Task prompt: Return every record below exactly as written, omitting any pictures.

/---

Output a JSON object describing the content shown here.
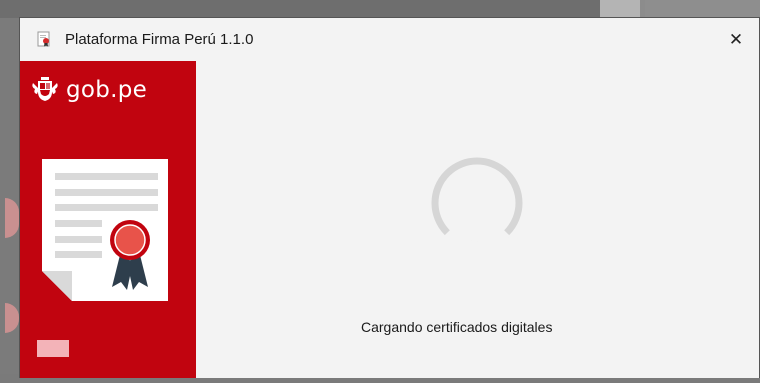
{
  "window": {
    "title": "Plataforma Firma Perú 1.1.0",
    "close_glyph": "✕"
  },
  "sidebar": {
    "logo_text": "gob.pe",
    "brand_color": "#c1040f"
  },
  "main": {
    "status_text": "Cargando certificados digitales",
    "spinner_icon": "loading-spinner-icon"
  }
}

\---

Solution to this task:
Output a JSON object describing the content shown here.
{
  "window": {
    "title": "Plataforma Firma Perú 1.1.0",
    "close_glyph": "✕"
  },
  "sidebar": {
    "logo_text": "gob.pe",
    "brand_color": "#c1040f"
  },
  "main": {
    "status_text": "Cargando certificados digitales",
    "spinner_icon": "loading-spinner-icon"
  }
}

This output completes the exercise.